> Listed records:

----------

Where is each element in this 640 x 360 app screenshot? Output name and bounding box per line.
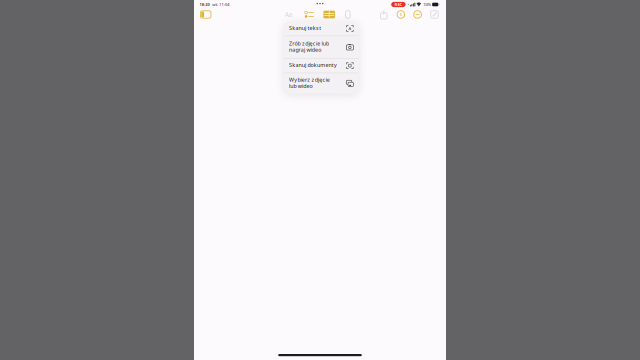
staticText: 74% [423, 2, 431, 7]
button[interactable]: More [411, 9, 424, 20]
staticText: Skanuj dokumenty [289, 62, 337, 69]
staticText: nagraj wideo [289, 46, 321, 53]
staticText: Wybierz zdjęcie [289, 76, 330, 83]
staticText: Skanuj tekst [289, 24, 321, 32]
button[interactable]: Skanuj dokumenty [284, 58, 358, 73]
button[interactable]: Attach [341, 9, 354, 20]
button[interactable]: Zrób zdjęcie lub [284, 36, 358, 58]
button[interactable]: Skanuj tekst [284, 21, 358, 36]
staticText: lub wideo [289, 82, 313, 89]
button[interactable]: Wybierz zdjęcie [284, 73, 358, 94]
button[interactable]: New note [428, 9, 441, 20]
staticText: Aa [285, 10, 293, 19]
staticText: 18:20 [199, 2, 210, 7]
button[interactable]: Table [323, 9, 336, 20]
staticText: REC [394, 2, 402, 7]
staticText: Zrób zdjęcie lub [289, 40, 329, 47]
staticText: wk 11:04 [212, 2, 229, 7]
button[interactable]: Show note list [199, 9, 212, 20]
button[interactable]: Checklist [303, 9, 316, 20]
button[interactable]: Format [282, 9, 295, 20]
button[interactable]: Share [377, 9, 390, 20]
button[interactable]: Lock note [394, 9, 407, 20]
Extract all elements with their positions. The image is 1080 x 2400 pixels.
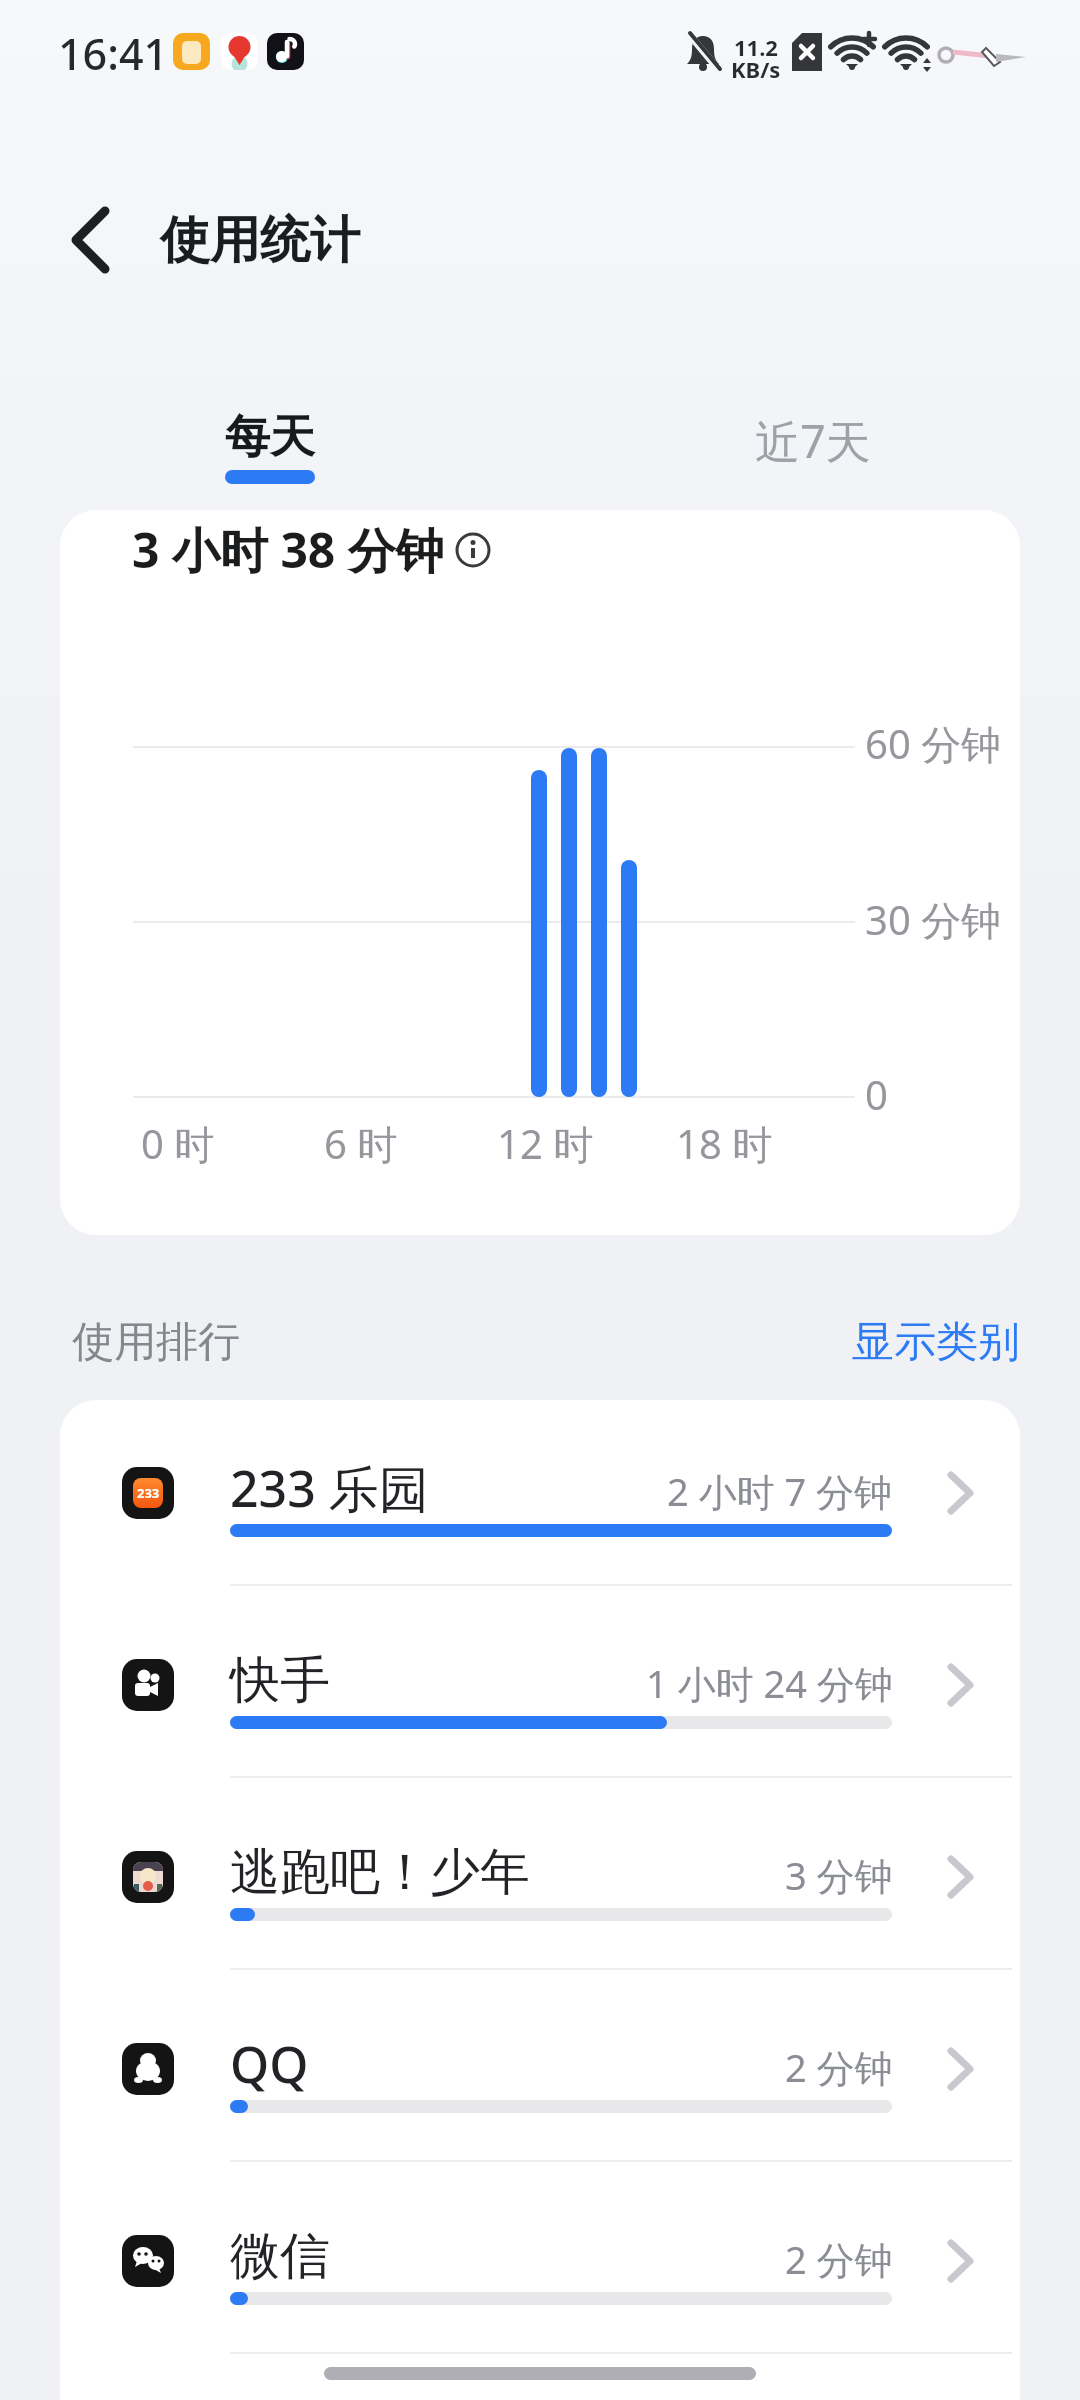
staticText: 每天 (225, 409, 315, 466)
staticText: 使用排行 (72, 1316, 240, 1369)
staticText: 16:41 (58, 24, 169, 83)
button[interactable]: 显示类别 (850, 1292, 1020, 1392)
staticText: 2 分钟 (785, 2233, 893, 2285)
button[interactable] (48, 206, 132, 276)
staticText: 微信 (230, 2225, 330, 2288)
staticText: 11.2 (734, 32, 778, 62)
staticText: KB/s (731, 54, 781, 84)
staticText: 0 (865, 1067, 888, 1121)
staticText: 18 时 (676, 1116, 773, 1171)
staticText: 30 分钟 (865, 892, 1002, 947)
button[interactable] (730, 395, 910, 495)
staticText: 60 分钟 (865, 716, 1002, 771)
staticText: 233 (137, 1484, 160, 1502)
staticText: 显示类别 (852, 1316, 1020, 1369)
staticText: 3 小时 38 分钟 (132, 517, 444, 583)
staticText: 2 小时 7 分钟 (667, 1465, 893, 1517)
staticText: 使用统计 (160, 209, 360, 272)
button[interactable] (180, 395, 360, 495)
staticText: 逃跑吧！少年 (230, 1841, 530, 1904)
staticText: 3 分钟 (785, 1849, 893, 1901)
staticText: 233 乐园 (230, 1454, 429, 1522)
button[interactable] (60, 1400, 1020, 1592)
staticText: 1 小时 24 分钟 (646, 1657, 893, 1709)
button[interactable] (60, 1592, 1020, 1784)
staticText: 近7天 (755, 410, 871, 471)
staticText: 12 时 (497, 1116, 594, 1171)
staticText: 0 时 (141, 1116, 215, 1171)
button[interactable] (60, 2168, 1020, 2360)
staticText: 快手 (230, 1649, 330, 1712)
staticText: 6 时 (324, 1116, 398, 1171)
staticText: 2 分钟 (785, 2041, 893, 2093)
button[interactable] (60, 1784, 1020, 1976)
staticText: QQ (230, 2030, 309, 2098)
button[interactable] (60, 1976, 1020, 2168)
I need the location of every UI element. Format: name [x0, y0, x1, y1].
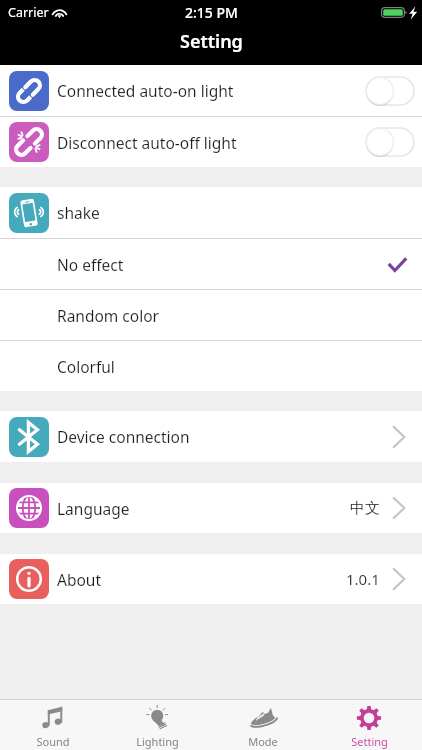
button[interactable]: No effect [0, 239, 422, 289]
button[interactable]: Connected auto-on light [0, 65, 422, 116]
staticText: shake [57, 202, 100, 223]
button[interactable]: About [0, 554, 422, 604]
staticText: Device connection [57, 426, 190, 447]
button[interactable]: shake [0, 187, 422, 238]
staticText: Language [57, 498, 130, 519]
button[interactable]: Random color [0, 290, 422, 340]
staticText: 中文 [350, 499, 380, 518]
button[interactable]: Disconnect auto-off light [0, 117, 422, 167]
button[interactable]: Colorful [0, 341, 422, 391]
staticText: 1.0.1 [346, 569, 380, 589]
button[interactable]: Toggle [365, 127, 415, 157]
button[interactable]: Lighting [105, 700, 210, 750]
staticText: Mode [248, 734, 278, 749]
button[interactable]: Toggle [365, 76, 415, 106]
staticText: 2:15 PM [185, 3, 238, 22]
button[interactable]: Setting [316, 700, 422, 750]
staticText: Sound [36, 734, 70, 749]
staticText: Lighting [136, 734, 179, 749]
staticText: Setting [351, 734, 388, 749]
staticText: No effect [57, 254, 124, 275]
staticText: About [57, 569, 101, 590]
staticText: Connected auto-on light [57, 80, 234, 101]
staticText: Colorful [57, 356, 115, 377]
button[interactable]: Mode [210, 700, 316, 750]
button[interactable]: Sound [0, 700, 105, 750]
button[interactable]: Device connection [0, 411, 422, 462]
staticText: Carrier [8, 4, 49, 21]
button[interactable]: Language [0, 483, 422, 533]
staticText: Random color [57, 305, 159, 326]
staticText: Setting [180, 29, 243, 54]
staticText: Disconnect auto-off light [57, 132, 237, 153]
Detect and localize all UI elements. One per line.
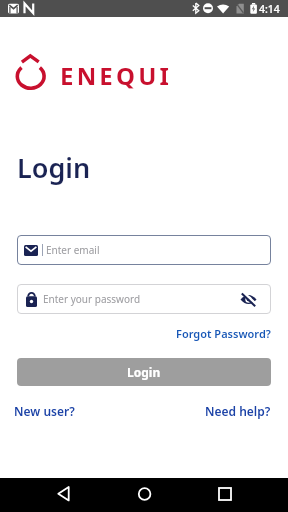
staticText: Enter email [46,243,100,257]
button[interactable] [201,478,249,512]
button[interactable]: Enter email [17,235,271,265]
staticText: Login [127,364,161,380]
staticText: Login [17,149,91,186]
staticText: Enter your password [43,292,141,306]
button[interactable]: Enter your password [17,284,271,314]
button[interactable]: Need help? [205,403,271,419]
staticText: ENEQUI [60,59,173,92]
button[interactable]: Login [17,358,271,386]
button[interactable] [120,478,168,512]
staticText: 4:14 [259,2,280,16]
button[interactable]: Forgot Password? [176,326,271,341]
button[interactable]: New user? [14,403,75,419]
button[interactable] [39,478,87,512]
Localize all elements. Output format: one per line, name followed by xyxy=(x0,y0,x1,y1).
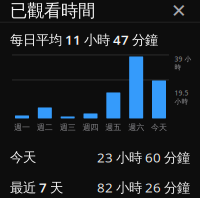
staticText: 週一 xyxy=(14,122,30,132)
staticText: 週三 xyxy=(60,122,76,132)
staticText: 19.5 xyxy=(174,88,188,97)
button[interactable]: 今天 xyxy=(0,146,200,168)
staticText: 最近 7 天 xyxy=(10,178,63,196)
staticText: 39 小 xyxy=(174,54,192,63)
staticText: 82 小時 26 分鐘 xyxy=(97,178,190,196)
staticText: 週六 xyxy=(128,122,144,132)
staticText: 小時 xyxy=(174,97,188,106)
staticText: 週二 xyxy=(37,122,53,132)
staticText: 今天 xyxy=(151,122,167,132)
staticText: ✕ xyxy=(171,0,187,21)
staticText: 週五 xyxy=(105,122,121,132)
staticText: 時 xyxy=(174,63,182,72)
staticText: 今天 xyxy=(10,149,36,166)
button[interactable]: 最近 7 天 xyxy=(0,176,200,198)
staticText: 已觀看時間 xyxy=(10,0,95,21)
staticText: 23 小時 60 分鐘 xyxy=(97,148,190,166)
staticText: 週四 xyxy=(82,122,98,132)
button[interactable]: 關閉 xyxy=(168,0,190,22)
staticText: 每日平均 11 小時 47 分鐘 xyxy=(10,31,158,48)
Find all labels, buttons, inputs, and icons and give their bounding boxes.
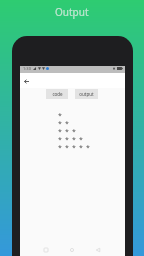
staticText: code	[52, 91, 63, 97]
button[interactable]: Back	[92, 244, 104, 256]
staticText: *	[72, 135, 76, 143]
staticText: *	[58, 111, 62, 119]
button[interactable]: Home	[66, 244, 78, 256]
staticText: *	[79, 135, 83, 143]
button[interactable]: Recents	[40, 244, 52, 256]
staticText: output	[79, 91, 94, 97]
staticText: *	[86, 143, 90, 151]
staticText: *	[58, 135, 62, 143]
staticText: *	[58, 127, 62, 135]
staticText: *	[58, 119, 62, 127]
staticText: *	[72, 143, 76, 151]
staticText: *	[58, 143, 62, 151]
staticText: Output	[55, 5, 89, 19]
button[interactable]: output	[75, 89, 98, 99]
staticText: *	[65, 127, 69, 135]
staticText: *	[65, 135, 69, 143]
staticText: *	[65, 119, 69, 127]
staticText: *	[79, 143, 83, 151]
staticText: 1:30	[23, 66, 31, 71]
staticText: *	[72, 127, 76, 135]
button[interactable]: Back	[21, 76, 31, 86]
staticText: *	[65, 143, 69, 151]
button[interactable]: code	[46, 89, 68, 99]
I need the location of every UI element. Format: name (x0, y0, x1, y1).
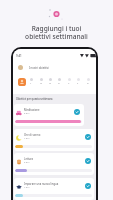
staticText: G (58, 82, 60, 85)
staticText: 2 di 7 (24, 161, 30, 164)
button[interactable]: Completato (85, 134, 91, 140)
staticText: 9:41 (16, 54, 22, 58)
staticText: 1 di 7 (24, 186, 30, 189)
button[interactable]: Imparare una nuova lingua (14, 178, 94, 200)
button[interactable]: Profilo (18, 65, 23, 70)
button[interactable]: Completato (74, 109, 80, 115)
button[interactable]: Completato (85, 158, 91, 164)
staticText: Lettura (24, 157, 34, 161)
button[interactable]: Completato (85, 183, 91, 189)
staticText: I nostri obiettivi (29, 66, 49, 70)
other: Obiettivi (47, 4, 66, 23)
staticText: Raggiungi i tuoi obiettivi settimanali (0, 24, 113, 41)
staticText: Imparare una nuova lingua (24, 182, 59, 186)
staticText: 1 di 7 (24, 137, 30, 140)
staticText: S (77, 82, 79, 85)
staticText: Meditazione (24, 108, 40, 112)
staticText: D (87, 82, 89, 85)
button[interactable]: Ore di sonno (14, 129, 94, 151)
staticText: M (40, 82, 42, 85)
staticText: Obiettivi per questa settimana (16, 97, 53, 100)
button[interactable]: Lettura (14, 153, 94, 175)
staticText: V (68, 82, 70, 85)
button[interactable]: Meditazione (14, 104, 84, 126)
staticText: 5 di 7 (24, 112, 30, 115)
staticText: Ore di sonno (24, 133, 41, 137)
button[interactable]: Aggiungi obiettivo (18, 78, 26, 86)
staticText: L (30, 82, 32, 85)
staticText: M (49, 82, 51, 85)
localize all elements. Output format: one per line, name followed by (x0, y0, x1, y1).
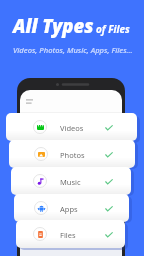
staticText: Photos (60, 150, 85, 160)
other: Selected (105, 206, 113, 212)
staticText: Apps (60, 204, 78, 214)
other: Selected (105, 232, 113, 238)
staticText: of Files (96, 22, 130, 36)
staticText: Videos, Photos, Music, Apps, Files... (13, 45, 133, 55)
button[interactable]: Files (16, 220, 125, 248)
button[interactable]: Photos (9, 140, 135, 168)
other: Selected (105, 152, 113, 158)
button[interactable]: Videos (6, 113, 137, 141)
other: Selected (105, 125, 113, 131)
button[interactable]: Music (11, 167, 131, 195)
button[interactable]: Apps (14, 194, 129, 222)
staticText: All Types (13, 13, 94, 38)
staticText: Videos (60, 123, 84, 133)
staticText: Music (60, 177, 81, 187)
staticText: Files (60, 230, 76, 240)
other: Selected (105, 179, 113, 185)
other: Menu (26, 99, 33, 104)
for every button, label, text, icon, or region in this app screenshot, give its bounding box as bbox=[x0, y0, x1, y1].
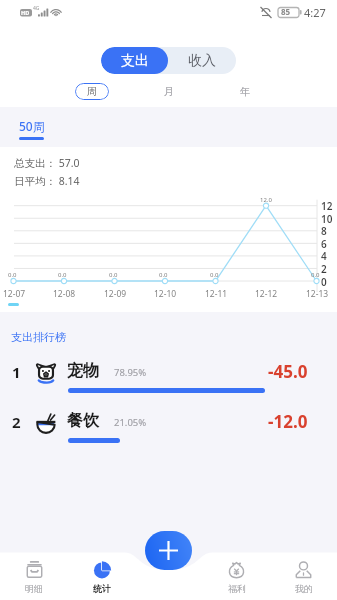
staticText: 0.0 bbox=[159, 271, 168, 279]
staticText: 2 bbox=[12, 412, 21, 432]
staticText: 6 bbox=[321, 237, 327, 251]
staticText: 日平均： 8.14 bbox=[14, 174, 80, 188]
staticText: 12-13 bbox=[306, 288, 329, 300]
staticText: 福利 bbox=[228, 583, 246, 594]
staticText: 支出 bbox=[121, 52, 149, 70]
staticText: 统计 bbox=[93, 583, 111, 594]
staticText: 明细 bbox=[25, 583, 43, 594]
staticText: 餐饮 bbox=[67, 411, 99, 431]
staticText: 支出排行榜 bbox=[11, 330, 66, 344]
staticText: 0.0 bbox=[8, 271, 17, 279]
staticText: 2 bbox=[321, 262, 327, 276]
staticText: 总支出： 57.0 bbox=[14, 156, 80, 170]
staticText: 12-11 bbox=[205, 288, 228, 300]
staticText: 0.0 bbox=[58, 271, 67, 279]
staticText: 我的 bbox=[295, 583, 313, 594]
staticText: 12.0 bbox=[260, 196, 272, 204]
staticText: 8 bbox=[321, 224, 327, 238]
staticText: 宠物 bbox=[67, 361, 99, 381]
button[interactable]: 2 bbox=[0, 402, 337, 444]
staticText: 12-07 bbox=[3, 288, 26, 300]
button[interactable]: 统计 bbox=[68, 560, 136, 594]
staticText: 12-09 bbox=[104, 288, 127, 300]
button[interactable]: 收入 bbox=[168, 47, 236, 74]
staticText: 21.05% bbox=[114, 416, 147, 429]
staticText: HD bbox=[21, 9, 30, 16]
staticText: 12-10 bbox=[154, 288, 177, 300]
staticText: 0.0 bbox=[109, 271, 118, 279]
button[interactable]: 福利 bbox=[203, 560, 270, 594]
staticText: 12 bbox=[321, 199, 333, 213]
staticText: 85 bbox=[281, 6, 291, 17]
button[interactable]: 年 bbox=[228, 83, 262, 100]
button[interactable]: 支出 bbox=[101, 47, 168, 74]
staticText: 周 bbox=[87, 85, 97, 98]
staticText: 1 bbox=[12, 362, 21, 382]
staticText: -45.0 bbox=[268, 360, 308, 383]
staticText: 12-08 bbox=[53, 288, 76, 300]
staticText: 4 bbox=[321, 249, 327, 263]
button[interactable]: 明细 bbox=[0, 560, 68, 594]
button[interactable]: 月 bbox=[152, 83, 186, 100]
button[interactable]: Add transaction bbox=[145, 531, 192, 570]
staticText: 12-12 bbox=[255, 288, 278, 300]
staticText: 4G bbox=[33, 5, 40, 12]
button[interactable]: 周 bbox=[75, 83, 109, 100]
button[interactable]: 50周 bbox=[19, 118, 45, 140]
staticText: 0.0 bbox=[311, 271, 320, 279]
staticText: -12.0 bbox=[268, 410, 308, 433]
staticText: 0.0 bbox=[210, 271, 219, 279]
staticText: 4:27 bbox=[304, 5, 326, 20]
staticText: 月 bbox=[164, 85, 174, 98]
staticText: 10 bbox=[321, 212, 333, 226]
staticText: 收入 bbox=[188, 52, 216, 70]
staticText: 0 bbox=[321, 275, 327, 289]
button[interactable]: 1 bbox=[0, 352, 337, 394]
staticText: 年 bbox=[240, 85, 250, 98]
staticText: 50周 bbox=[19, 118, 45, 134]
staticText: 78.95% bbox=[114, 366, 147, 379]
button[interactable]: 我的 bbox=[270, 560, 337, 594]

----------

> Objective: Copy out the lines above word for word, beginning with the line that contains "staticText: Enter email [46,243,100,257]" and ending with the line that contains "followed by xyxy=(x0,y0,x1,y1).", with both of those lines included.

> Correct response:
staticText: Enter email [46,243,100,257]
button[interactable] [201,478,249,512]
button[interactable]: Enter email [17,235,271,265]
staticText: Login [127,364,161,380]
staticText: Login [17,149,91,186]
staticText: Enter your password [43,292,141,306]
button[interactable]: Enter your password [17,284,271,314]
button[interactable]: Need help? [205,403,271,419]
staticText: ENEQUI [60,59,173,92]
button[interactable]: Login [17,358,271,386]
button[interactable] [120,478,168,512]
staticText: 4:14 [259,2,280,16]
button[interactable]: Forgot Password? [176,326,271,341]
button[interactable]: New user? [14,403,75,419]
button[interactable] [39,478,87,512]
Localize all elements. Output format: one per line, name followed by xyxy=(x0,y0,x1,y1).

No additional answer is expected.